_Data to process_:
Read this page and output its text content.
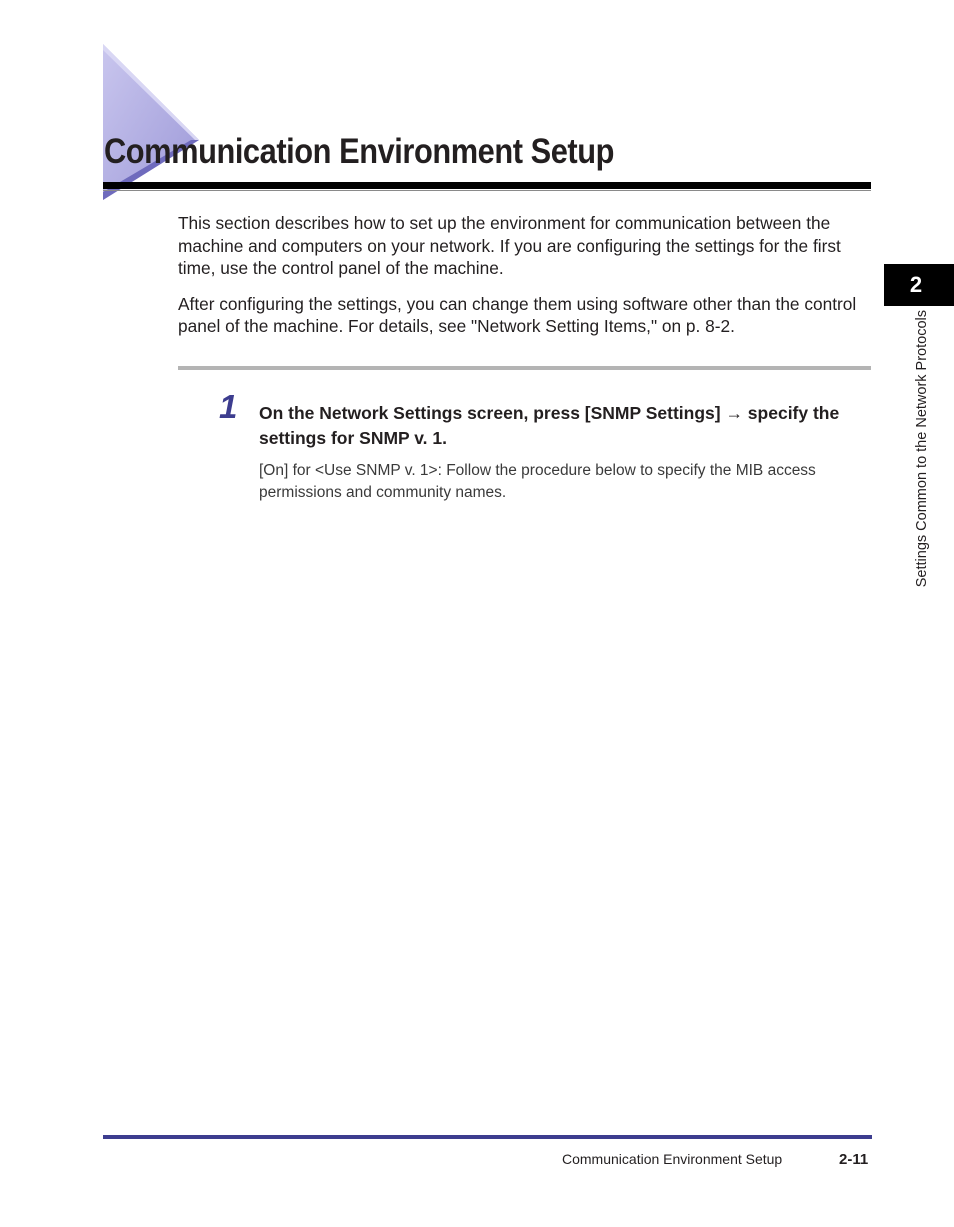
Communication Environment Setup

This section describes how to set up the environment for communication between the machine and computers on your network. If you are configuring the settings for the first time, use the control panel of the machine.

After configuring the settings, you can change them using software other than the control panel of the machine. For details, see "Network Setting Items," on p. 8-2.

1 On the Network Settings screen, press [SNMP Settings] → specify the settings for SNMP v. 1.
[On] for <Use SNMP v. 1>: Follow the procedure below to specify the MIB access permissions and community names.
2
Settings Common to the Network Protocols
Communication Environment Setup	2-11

--

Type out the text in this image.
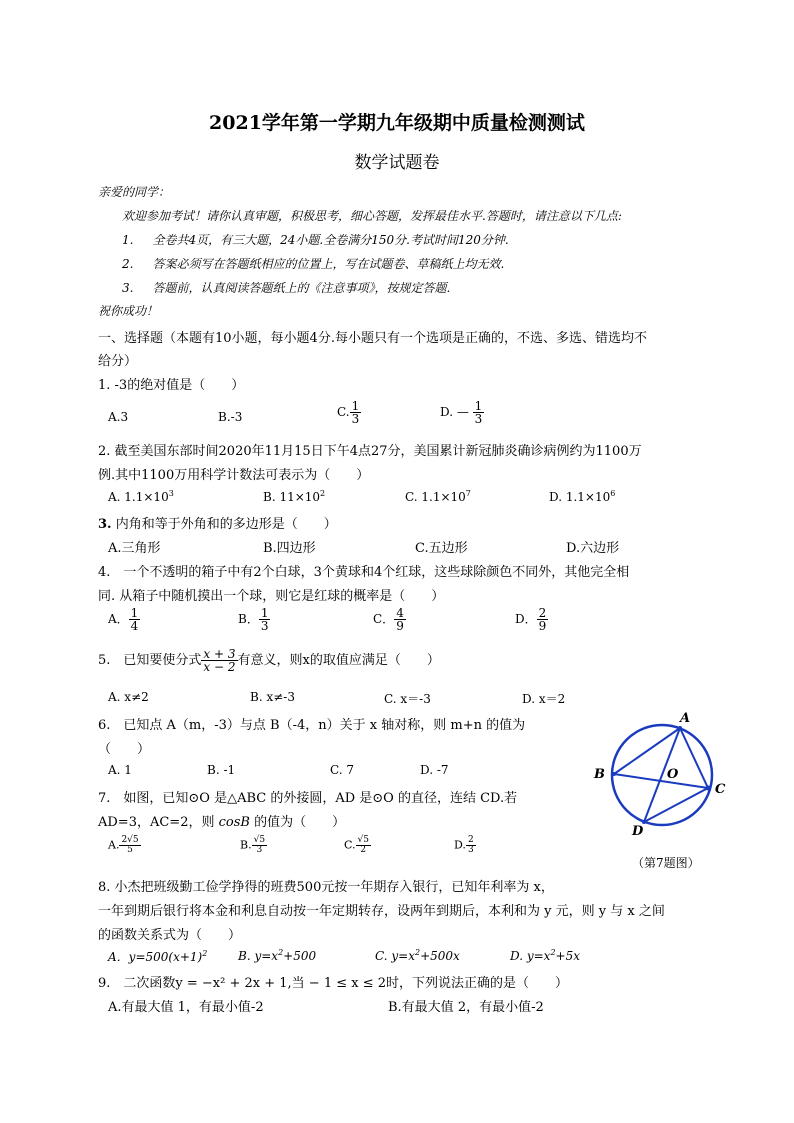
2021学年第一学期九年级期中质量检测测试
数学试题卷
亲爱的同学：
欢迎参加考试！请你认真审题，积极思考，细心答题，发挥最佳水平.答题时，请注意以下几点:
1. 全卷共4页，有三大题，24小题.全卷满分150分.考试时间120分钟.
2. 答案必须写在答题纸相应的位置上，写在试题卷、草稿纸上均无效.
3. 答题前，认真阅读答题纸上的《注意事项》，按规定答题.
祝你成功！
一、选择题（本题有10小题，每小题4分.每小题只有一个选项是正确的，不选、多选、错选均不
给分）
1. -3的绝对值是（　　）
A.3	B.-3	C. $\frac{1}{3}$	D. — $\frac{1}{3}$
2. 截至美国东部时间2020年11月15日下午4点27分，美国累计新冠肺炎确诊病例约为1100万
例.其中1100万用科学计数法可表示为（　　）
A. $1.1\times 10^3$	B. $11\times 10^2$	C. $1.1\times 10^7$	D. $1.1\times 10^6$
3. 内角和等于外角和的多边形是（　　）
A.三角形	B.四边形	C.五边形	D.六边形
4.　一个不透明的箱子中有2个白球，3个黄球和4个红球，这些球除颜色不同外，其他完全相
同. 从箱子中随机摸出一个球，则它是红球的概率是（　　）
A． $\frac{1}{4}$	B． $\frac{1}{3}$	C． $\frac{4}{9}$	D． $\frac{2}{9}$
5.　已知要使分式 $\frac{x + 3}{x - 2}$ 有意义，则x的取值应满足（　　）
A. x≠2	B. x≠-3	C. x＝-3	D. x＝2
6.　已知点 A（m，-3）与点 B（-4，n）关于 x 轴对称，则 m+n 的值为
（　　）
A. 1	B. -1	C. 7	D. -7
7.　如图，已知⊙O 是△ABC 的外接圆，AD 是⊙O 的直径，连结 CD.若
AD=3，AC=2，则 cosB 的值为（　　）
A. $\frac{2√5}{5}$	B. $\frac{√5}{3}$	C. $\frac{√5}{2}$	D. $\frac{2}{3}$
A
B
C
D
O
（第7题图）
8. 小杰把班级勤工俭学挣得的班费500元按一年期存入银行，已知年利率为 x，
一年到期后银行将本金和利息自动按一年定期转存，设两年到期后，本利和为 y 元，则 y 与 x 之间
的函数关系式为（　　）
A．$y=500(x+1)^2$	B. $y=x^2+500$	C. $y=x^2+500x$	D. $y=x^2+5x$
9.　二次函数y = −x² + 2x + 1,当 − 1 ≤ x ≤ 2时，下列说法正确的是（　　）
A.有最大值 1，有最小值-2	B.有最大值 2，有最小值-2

---

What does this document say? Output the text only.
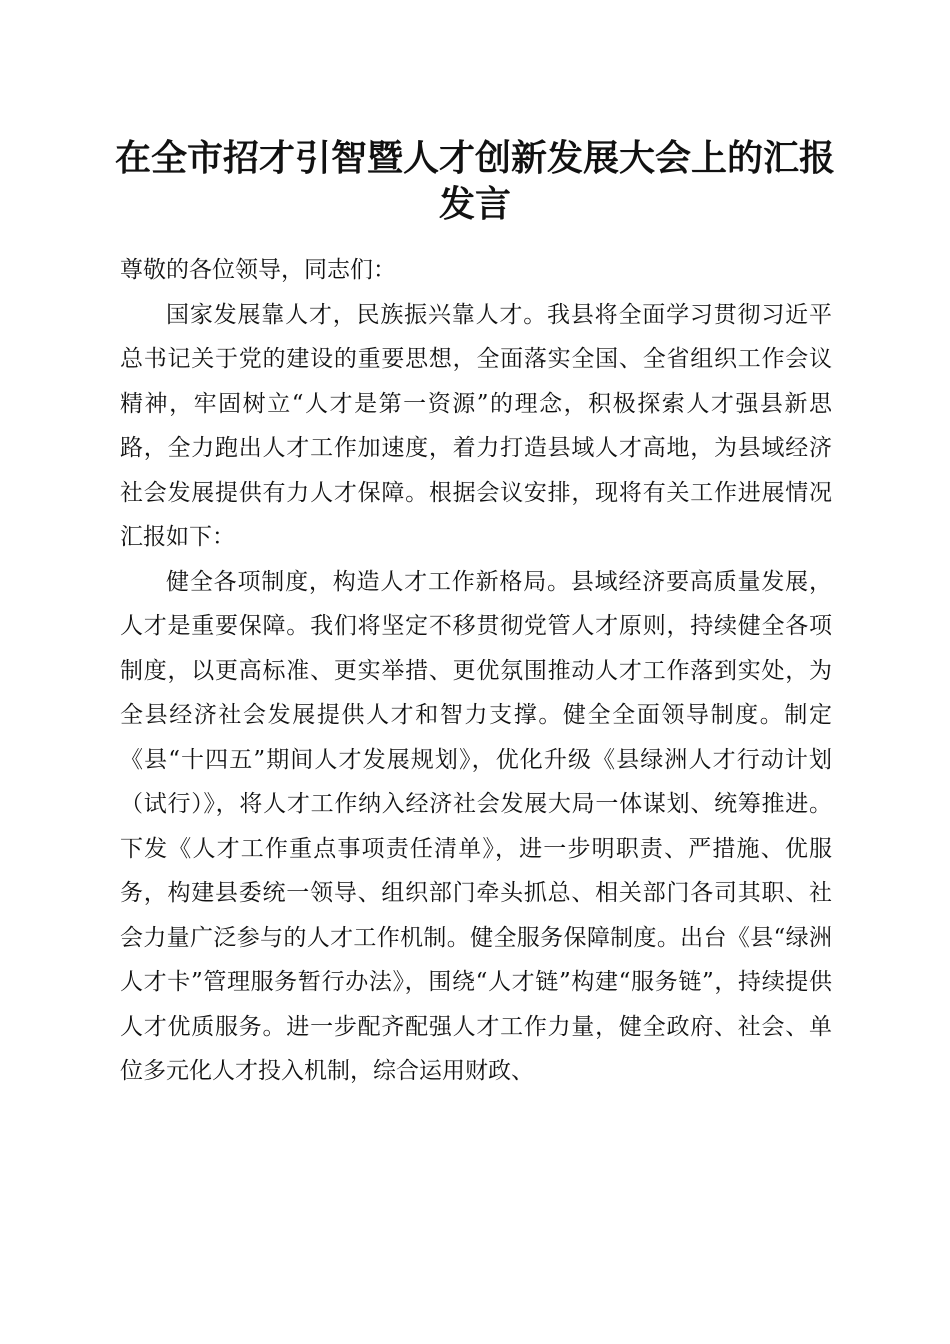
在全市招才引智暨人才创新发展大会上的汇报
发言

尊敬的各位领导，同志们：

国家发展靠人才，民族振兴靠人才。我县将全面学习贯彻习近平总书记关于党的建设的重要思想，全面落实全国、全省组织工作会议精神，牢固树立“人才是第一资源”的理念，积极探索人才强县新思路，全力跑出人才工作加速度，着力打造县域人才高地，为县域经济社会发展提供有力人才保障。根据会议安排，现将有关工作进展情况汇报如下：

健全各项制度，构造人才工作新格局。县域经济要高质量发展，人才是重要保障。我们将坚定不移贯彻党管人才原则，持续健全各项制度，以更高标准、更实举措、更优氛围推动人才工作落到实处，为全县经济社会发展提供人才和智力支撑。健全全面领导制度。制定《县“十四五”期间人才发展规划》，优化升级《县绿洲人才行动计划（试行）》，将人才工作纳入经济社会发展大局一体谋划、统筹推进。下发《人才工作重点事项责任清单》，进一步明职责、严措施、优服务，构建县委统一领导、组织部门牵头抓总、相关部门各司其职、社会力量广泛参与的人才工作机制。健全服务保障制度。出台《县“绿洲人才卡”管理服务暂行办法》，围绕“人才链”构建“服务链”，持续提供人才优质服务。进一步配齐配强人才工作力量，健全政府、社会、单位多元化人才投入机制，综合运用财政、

_Exercise instructions_:
Show each line of the data that contains the string "machine".

_Response to the task_:
This section describes how to set up the environment for communication between the machine and computers on your network. If you are configuring the settings for the first time, use the control panel of the machine.
After configuring the settings, you can change them using software other than the control panel of the machine. For details, see "Network Setting Items," on p. 8-2.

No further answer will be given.